What you are asked to do -
Exclude the pictures; give every entry again exactly as written.

Record extracts -
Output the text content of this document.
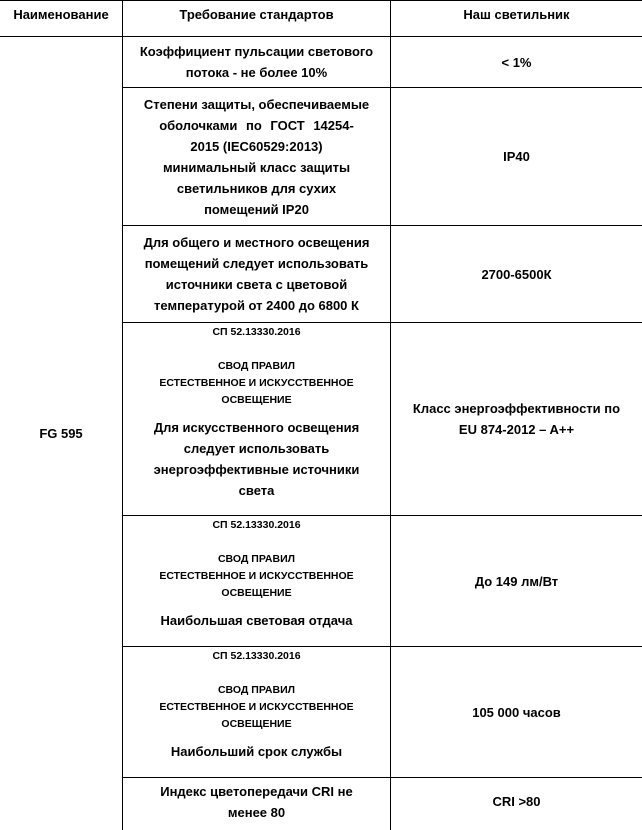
Наименование	Требование стандартов	Наш светильник
FG 595
Коэффициент пульсации светового
потока - не более 10%
< 1%
Степени защиты, обеспечиваемые
оболочками по ГОСТ 14254-
2015 (IEC60529:2013)
минимальный класс защиты
светильников для сухих
помещений IP20
IP40
Для общего и местного освещения
помещений следует использовать
источники света с цветовой
температурой от 2400 до 6800 К
2700-6500К
СП 52.13330.2016
СВОД ПРАВИЛ
ЕСТЕСТВЕННОЕ И ИСКУССТВЕННОЕ
ОСВЕЩЕНИЕ
Для искусственного освещения
следует использовать
энергоэффективные источники
света
Класс энергоэффективности по
EU 874-2012 – A++
СП 52.13330.2016
СВОД ПРАВИЛ
ЕСТЕСТВЕННОЕ И ИСКУССТВЕННОЕ
ОСВЕЩЕНИЕ
Наибольшая световая отдача
До 149 лм/Вт
СП 52.13330.2016
СВОД ПРАВИЛ
ЕСТЕСТВЕННОЕ И ИСКУССТВЕННОЕ
ОСВЕЩЕНИЕ
Наибольший срок службы
105 000 часов
Индекс цветопередачи CRI не
менее 80
CRI >80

Result for this task -
Output the text content of this document.
Наименование	Требование стандартов	Наш светильник
FG 595
Коэффициент пульсации светового
потока - не более 10%
< 1%
Степени защиты, обеспечиваемые
оболочками по ГОСТ 14254-
2015 (IEC60529:2013)
минимальный класс защиты
светильников для сухих
помещений IP20
IP40
Для общего и местного освещения
помещений следует использовать
источники света с цветовой
температурой от 2400 до 6800 К
2700-6500К
СП 52.13330.2016
СВОД ПРАВИЛ
ЕСТЕСТВЕННОЕ И ИСКУССТВЕННОЕ
ОСВЕЩЕНИЕ
Для искусственного освещения
следует использовать
энергоэффективные источники
света
Класс энергоэффективности по
EU 874-2012 – A++
СП 52.13330.2016
СВОД ПРАВИЛ
ЕСТЕСТВЕННОЕ И ИСКУССТВЕННОЕ
ОСВЕЩЕНИЕ
Наибольшая световая отдача
До 149 лм/Вт
СП 52.13330.2016
СВОД ПРАВИЛ
ЕСТЕСТВЕННОЕ И ИСКУССТВЕННОЕ
ОСВЕЩЕНИЕ
Наибольший срок службы
105 000 часов
Индекс цветопередачи CRI не
менее 80
CRI >80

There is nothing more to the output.